What this task involves
Write the material out again exactly as it stands.
* BEGIN *
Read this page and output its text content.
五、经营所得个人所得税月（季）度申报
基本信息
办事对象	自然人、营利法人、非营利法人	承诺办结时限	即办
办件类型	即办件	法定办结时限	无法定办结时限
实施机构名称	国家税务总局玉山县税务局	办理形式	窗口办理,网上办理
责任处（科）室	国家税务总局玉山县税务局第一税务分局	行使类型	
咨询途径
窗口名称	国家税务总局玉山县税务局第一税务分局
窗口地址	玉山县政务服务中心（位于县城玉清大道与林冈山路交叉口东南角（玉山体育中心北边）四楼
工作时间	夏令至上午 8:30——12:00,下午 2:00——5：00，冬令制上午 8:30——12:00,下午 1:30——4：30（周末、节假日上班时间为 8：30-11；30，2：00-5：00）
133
* END *
Exercise solution
Read this page and output its text content.
五、经营所得个人所得税月（季）度申报
基本信息
办事对象	自然人、营利法人、非营利法人	承诺办结时限	即办
办件类型	即办件	法定办结时限	无法定办结时限
实施机构名称	国家税务总局玉山县税务局	办理形式	窗口办理,网上办理
责任处（科）室	国家税务总局玉山县税务局第一税务分局	行使类型	
咨询途径
窗口名称	国家税务总局玉山县税务局第一税务分局
窗口地址	玉山县政务服务中心（位于县城玉清大道与林冈山路交叉口东南角（玉山体育中心北边）四楼
工作时间	夏令至上午 8:30——12:00,下午 2:00——5：00，冬令制上午 8:30——12:00,下午 1:30——4：30（周末、节假日上班时间为 8：30-11；30，2：00-5：00）
133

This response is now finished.